-- start of Records supplied --

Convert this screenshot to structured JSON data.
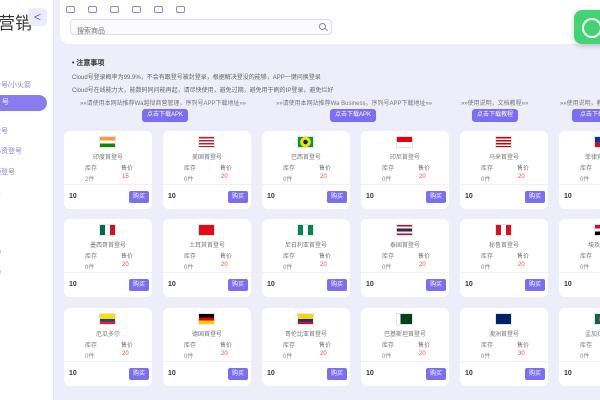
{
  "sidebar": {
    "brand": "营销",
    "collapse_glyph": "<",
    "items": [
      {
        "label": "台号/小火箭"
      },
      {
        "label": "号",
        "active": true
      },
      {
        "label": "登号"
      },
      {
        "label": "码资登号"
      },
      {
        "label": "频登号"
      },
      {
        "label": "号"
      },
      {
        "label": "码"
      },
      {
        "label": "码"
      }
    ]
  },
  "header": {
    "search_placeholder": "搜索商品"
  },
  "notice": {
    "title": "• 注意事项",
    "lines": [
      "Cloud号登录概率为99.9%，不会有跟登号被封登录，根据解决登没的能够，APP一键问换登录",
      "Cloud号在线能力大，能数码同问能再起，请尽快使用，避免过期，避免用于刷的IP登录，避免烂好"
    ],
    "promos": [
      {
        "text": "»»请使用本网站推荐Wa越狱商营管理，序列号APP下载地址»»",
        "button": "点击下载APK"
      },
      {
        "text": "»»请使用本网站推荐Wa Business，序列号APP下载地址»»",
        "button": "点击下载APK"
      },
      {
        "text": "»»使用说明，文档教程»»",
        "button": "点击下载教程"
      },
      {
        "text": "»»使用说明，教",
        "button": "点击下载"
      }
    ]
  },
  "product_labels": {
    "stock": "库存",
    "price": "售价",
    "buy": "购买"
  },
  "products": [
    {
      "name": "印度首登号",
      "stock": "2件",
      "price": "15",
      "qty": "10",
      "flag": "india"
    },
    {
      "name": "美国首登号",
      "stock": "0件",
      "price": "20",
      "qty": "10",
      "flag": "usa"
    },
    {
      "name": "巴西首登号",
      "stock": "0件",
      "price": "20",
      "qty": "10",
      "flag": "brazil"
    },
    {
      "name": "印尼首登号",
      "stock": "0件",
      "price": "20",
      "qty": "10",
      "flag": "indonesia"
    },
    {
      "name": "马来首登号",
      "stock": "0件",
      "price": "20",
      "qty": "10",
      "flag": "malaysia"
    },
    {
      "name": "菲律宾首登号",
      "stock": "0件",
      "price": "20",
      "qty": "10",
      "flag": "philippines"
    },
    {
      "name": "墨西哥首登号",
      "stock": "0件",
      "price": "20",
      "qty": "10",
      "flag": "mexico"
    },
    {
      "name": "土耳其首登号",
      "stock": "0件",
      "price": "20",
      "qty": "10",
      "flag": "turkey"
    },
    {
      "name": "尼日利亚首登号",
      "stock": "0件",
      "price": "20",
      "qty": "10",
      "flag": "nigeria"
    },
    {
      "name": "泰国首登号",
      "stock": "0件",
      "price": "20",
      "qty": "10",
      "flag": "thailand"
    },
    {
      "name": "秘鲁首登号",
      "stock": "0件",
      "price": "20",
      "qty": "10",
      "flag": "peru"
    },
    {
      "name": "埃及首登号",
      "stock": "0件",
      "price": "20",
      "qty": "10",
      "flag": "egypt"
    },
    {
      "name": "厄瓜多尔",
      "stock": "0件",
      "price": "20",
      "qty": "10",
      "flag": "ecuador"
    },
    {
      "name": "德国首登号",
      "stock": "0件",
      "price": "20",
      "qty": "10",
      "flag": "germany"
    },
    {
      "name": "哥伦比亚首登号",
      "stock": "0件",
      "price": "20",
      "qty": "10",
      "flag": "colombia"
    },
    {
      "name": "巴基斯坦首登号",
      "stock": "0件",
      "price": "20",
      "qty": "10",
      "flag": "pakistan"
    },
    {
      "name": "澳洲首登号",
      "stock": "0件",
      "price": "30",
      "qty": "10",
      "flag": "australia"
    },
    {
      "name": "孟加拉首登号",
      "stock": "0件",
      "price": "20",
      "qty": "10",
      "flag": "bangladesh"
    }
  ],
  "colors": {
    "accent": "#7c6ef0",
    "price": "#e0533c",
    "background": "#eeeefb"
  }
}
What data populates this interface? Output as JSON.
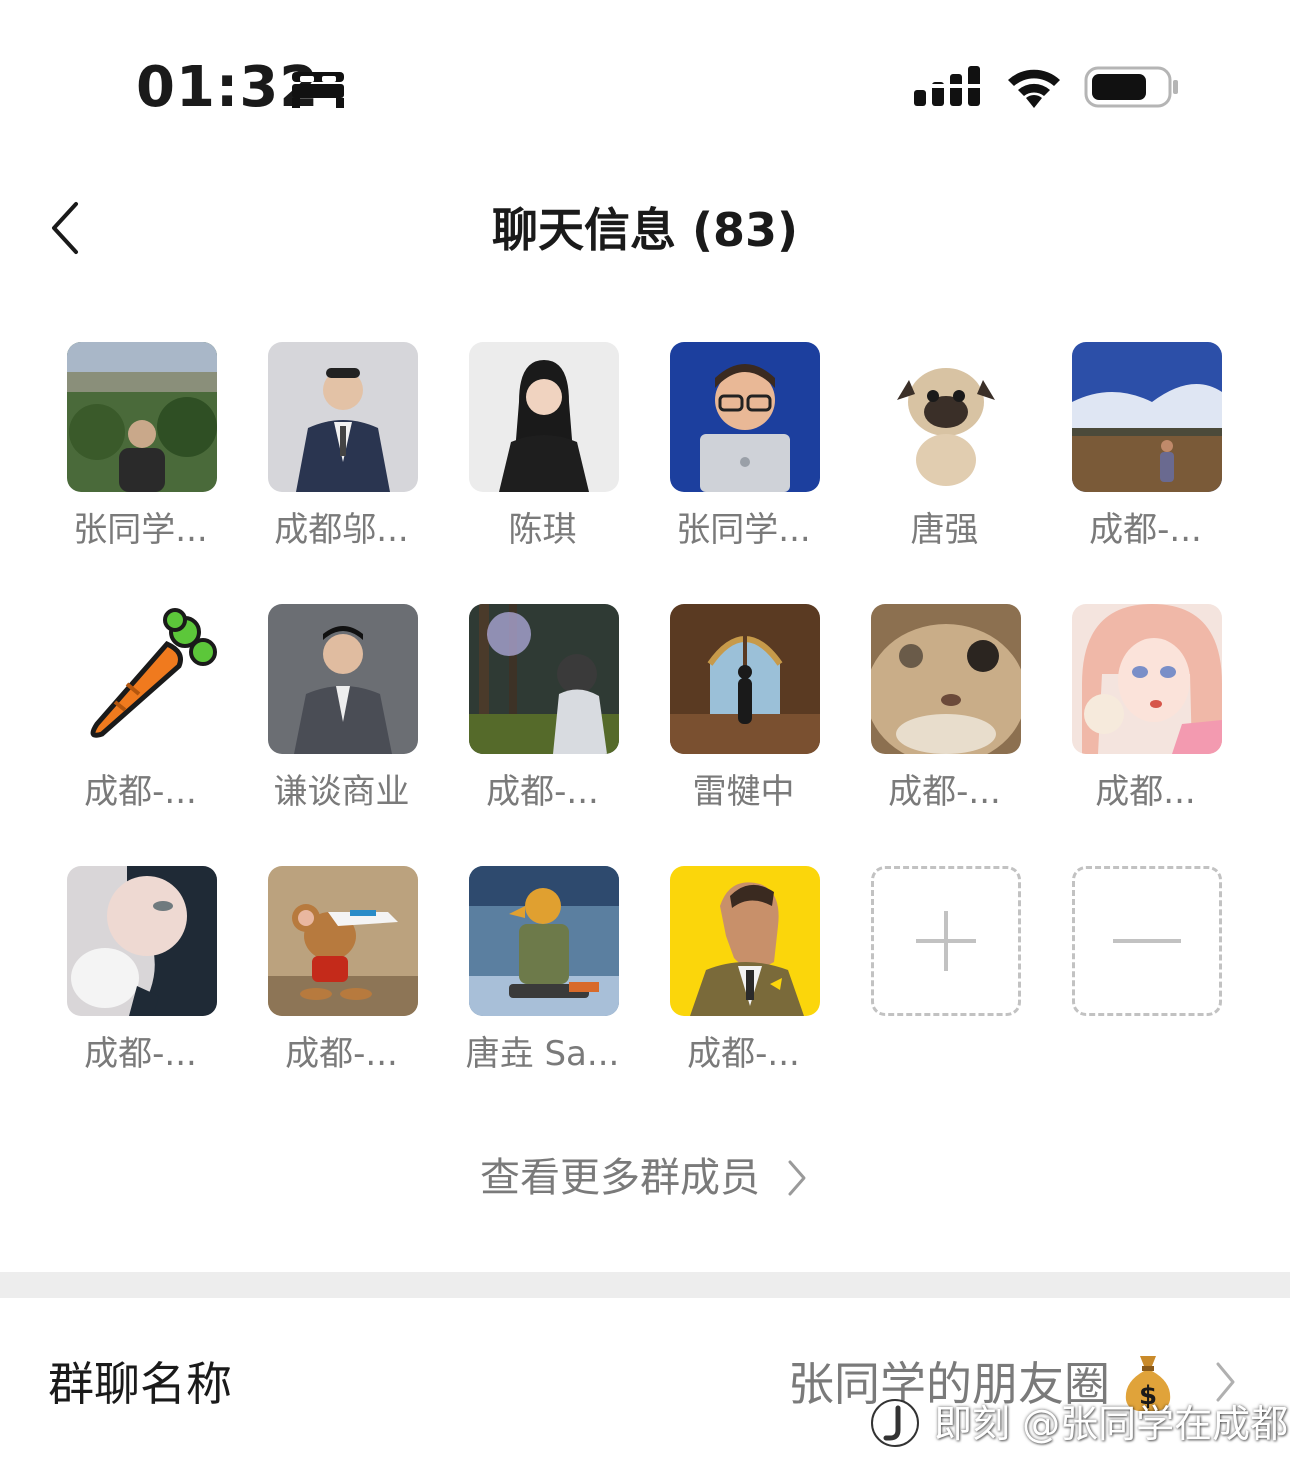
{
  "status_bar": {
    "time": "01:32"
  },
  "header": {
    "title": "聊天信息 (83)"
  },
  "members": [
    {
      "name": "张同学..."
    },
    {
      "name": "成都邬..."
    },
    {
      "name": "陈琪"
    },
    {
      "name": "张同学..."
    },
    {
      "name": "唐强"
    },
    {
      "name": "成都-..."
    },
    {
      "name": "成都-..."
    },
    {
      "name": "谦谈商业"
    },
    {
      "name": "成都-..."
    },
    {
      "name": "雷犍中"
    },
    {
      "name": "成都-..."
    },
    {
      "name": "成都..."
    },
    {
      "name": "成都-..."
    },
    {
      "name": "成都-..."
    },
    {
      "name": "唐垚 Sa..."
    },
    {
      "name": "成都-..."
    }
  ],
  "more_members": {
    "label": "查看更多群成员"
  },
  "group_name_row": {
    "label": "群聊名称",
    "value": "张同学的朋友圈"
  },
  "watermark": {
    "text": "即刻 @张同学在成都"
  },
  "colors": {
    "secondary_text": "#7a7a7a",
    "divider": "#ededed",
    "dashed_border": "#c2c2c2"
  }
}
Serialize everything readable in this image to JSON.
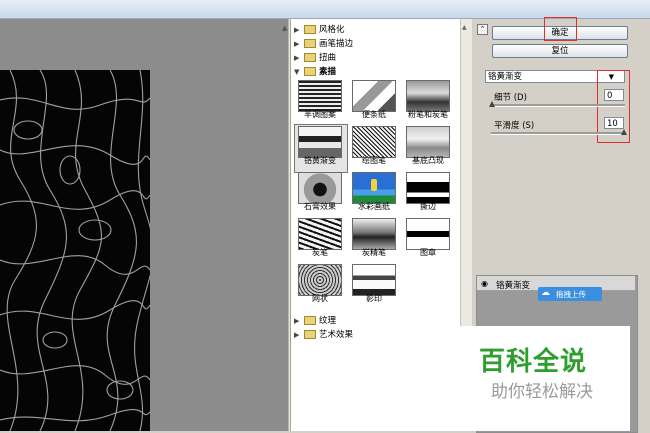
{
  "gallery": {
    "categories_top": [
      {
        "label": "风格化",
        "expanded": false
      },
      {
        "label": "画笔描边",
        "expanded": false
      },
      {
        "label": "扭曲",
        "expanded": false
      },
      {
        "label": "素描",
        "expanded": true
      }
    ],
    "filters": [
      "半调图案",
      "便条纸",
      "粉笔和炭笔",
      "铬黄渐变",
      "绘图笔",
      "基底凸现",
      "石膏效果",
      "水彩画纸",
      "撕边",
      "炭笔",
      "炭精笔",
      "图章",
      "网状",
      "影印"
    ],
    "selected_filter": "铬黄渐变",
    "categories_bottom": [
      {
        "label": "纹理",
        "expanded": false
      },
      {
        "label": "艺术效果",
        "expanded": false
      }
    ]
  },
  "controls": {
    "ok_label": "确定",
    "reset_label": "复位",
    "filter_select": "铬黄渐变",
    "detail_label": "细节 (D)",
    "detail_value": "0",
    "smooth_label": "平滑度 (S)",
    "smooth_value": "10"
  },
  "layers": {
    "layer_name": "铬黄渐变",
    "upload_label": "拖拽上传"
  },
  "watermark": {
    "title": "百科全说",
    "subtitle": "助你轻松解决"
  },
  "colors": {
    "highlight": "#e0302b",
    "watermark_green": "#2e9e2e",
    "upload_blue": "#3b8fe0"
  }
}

-- end of Records supplied --

What you should do
Transcribe the preceding listing in its entirety and with exact wording, leaving out pictures.

Solution to the problem
Convert this screenshot to structured JSON data.
{
  "sidebar": {
    "brand": "营销",
    "collapse_glyph": "<",
    "items": [
      {
        "label": "台号/小火箭"
      },
      {
        "label": "号",
        "active": true
      },
      {
        "label": "登号"
      },
      {
        "label": "码资登号"
      },
      {
        "label": "频登号"
      },
      {
        "label": "号"
      },
      {
        "label": "码"
      },
      {
        "label": "码"
      }
    ]
  },
  "header": {
    "search_placeholder": "搜索商品"
  },
  "notice": {
    "title": "• 注意事项",
    "lines": [
      "Cloud号登录概率为99.9%，不会有跟登号被封登录，根据解决登没的能够，APP一键问换登录",
      "Cloud号在线能力大，能数码同问能再起，请尽快使用，避免过期，避免用于刷的IP登录，避免烂好"
    ],
    "promos": [
      {
        "text": "»»请使用本网站推荐Wa越狱商营管理，序列号APP下载地址»»",
        "button": "点击下载APK"
      },
      {
        "text": "»»请使用本网站推荐Wa Business，序列号APP下载地址»»",
        "button": "点击下载APK"
      },
      {
        "text": "»»使用说明，文档教程»»",
        "button": "点击下载教程"
      },
      {
        "text": "»»使用说明，教",
        "button": "点击下载"
      }
    ]
  },
  "product_labels": {
    "stock": "库存",
    "price": "售价",
    "buy": "购买"
  },
  "products": [
    {
      "name": "印度首登号",
      "stock": "2件",
      "price": "15",
      "qty": "10",
      "flag": "india"
    },
    {
      "name": "美国首登号",
      "stock": "0件",
      "price": "20",
      "qty": "10",
      "flag": "usa"
    },
    {
      "name": "巴西首登号",
      "stock": "0件",
      "price": "20",
      "qty": "10",
      "flag": "brazil"
    },
    {
      "name": "印尼首登号",
      "stock": "0件",
      "price": "20",
      "qty": "10",
      "flag": "indonesia"
    },
    {
      "name": "马来首登号",
      "stock": "0件",
      "price": "20",
      "qty": "10",
      "flag": "malaysia"
    },
    {
      "name": "菲律宾首登号",
      "stock": "0件",
      "price": "20",
      "qty": "10",
      "flag": "philippines"
    },
    {
      "name": "墨西哥首登号",
      "stock": "0件",
      "price": "20",
      "qty": "10",
      "flag": "mexico"
    },
    {
      "name": "土耳其首登号",
      "stock": "0件",
      "price": "20",
      "qty": "10",
      "flag": "turkey"
    },
    {
      "name": "尼日利亚首登号",
      "stock": "0件",
      "price": "20",
      "qty": "10",
      "flag": "nigeria"
    },
    {
      "name": "泰国首登号",
      "stock": "0件",
      "price": "20",
      "qty": "10",
      "flag": "thailand"
    },
    {
      "name": "秘鲁首登号",
      "stock": "0件",
      "price": "20",
      "qty": "10",
      "flag": "peru"
    },
    {
      "name": "埃及首登号",
      "stock": "0件",
      "price": "20",
      "qty": "10",
      "flag": "egypt"
    },
    {
      "name": "厄瓜多尔",
      "stock": "0件",
      "price": "20",
      "qty": "10",
      "flag": "ecuador"
    },
    {
      "name": "德国首登号",
      "stock": "0件",
      "price": "20",
      "qty": "10",
      "flag": "germany"
    },
    {
      "name": "哥伦比亚首登号",
      "stock": "0件",
      "price": "20",
      "qty": "10",
      "flag": "colombia"
    },
    {
      "name": "巴基斯坦首登号",
      "stock": "0件",
      "price": "20",
      "qty": "10",
      "flag": "pakistan"
    },
    {
      "name": "澳洲首登号",
      "stock": "0件",
      "price": "30",
      "qty": "10",
      "flag": "australia"
    },
    {
      "name": "孟加拉首登号",
      "stock": "0件",
      "price": "20",
      "qty": "10",
      "flag": "bangladesh"
    }
  ],
  "colors": {
    "accent": "#7c6ef0",
    "price": "#e0533c",
    "background": "#eeeefb"
  }
}
What data populates this interface? Output as JSON.
{
  "status_bar": {
    "time": "01:32"
  },
  "header": {
    "title": "聊天信息 (83)"
  },
  "members": [
    {
      "name": "张同学..."
    },
    {
      "name": "成都邬..."
    },
    {
      "name": "陈琪"
    },
    {
      "name": "张同学..."
    },
    {
      "name": "唐强"
    },
    {
      "name": "成都-..."
    },
    {
      "name": "成都-..."
    },
    {
      "name": "谦谈商业"
    },
    {
      "name": "成都-..."
    },
    {
      "name": "雷犍中"
    },
    {
      "name": "成都-..."
    },
    {
      "name": "成都..."
    },
    {
      "name": "成都-..."
    },
    {
      "name": "成都-..."
    },
    {
      "name": "唐垚 Sa..."
    },
    {
      "name": "成都-..."
    }
  ],
  "more_members": {
    "label": "查看更多群成员"
  },
  "group_name_row": {
    "label": "群聊名称",
    "value": "张同学的朋友圈"
  },
  "watermark": {
    "text": "即刻 @张同学在成都"
  },
  "colors": {
    "secondary_text": "#7a7a7a",
    "divider": "#ededed",
    "dashed_border": "#c2c2c2"
  }
}
Serialize everything readable in this image to JSON.
{
  "gallery": {
    "categories_top": [
      {
        "label": "风格化",
        "expanded": false
      },
      {
        "label": "画笔描边",
        "expanded": false
      },
      {
        "label": "扭曲",
        "expanded": false
      },
      {
        "label": "素描",
        "expanded": true
      }
    ],
    "filters": [
      "半调图案",
      "便条纸",
      "粉笔和炭笔",
      "铬黄渐变",
      "绘图笔",
      "基底凸现",
      "石膏效果",
      "水彩画纸",
      "撕边",
      "炭笔",
      "炭精笔",
      "图章",
      "网状",
      "影印"
    ],
    "selected_filter": "铬黄渐变",
    "categories_bottom": [
      {
        "label": "纹理",
        "expanded": false
      },
      {
        "label": "艺术效果",
        "expanded": false
      }
    ]
  },
  "controls": {
    "ok_label": "确定",
    "reset_label": "复位",
    "filter_select": "铬黄渐变",
    "detail_label": "细节 (D)",
    "detail_value": "0",
    "smooth_label": "平滑度 (S)",
    "smooth_value": "10"
  },
  "layers": {
    "layer_name": "铬黄渐变",
    "upload_label": "拖拽上传"
  },
  "watermark": {
    "title": "百科全说",
    "subtitle": "助你轻松解决"
  },
  "colors": {
    "highlight": "#e0302b",
    "watermark_green": "#2e9e2e",
    "upload_blue": "#3b8fe0"
  }
}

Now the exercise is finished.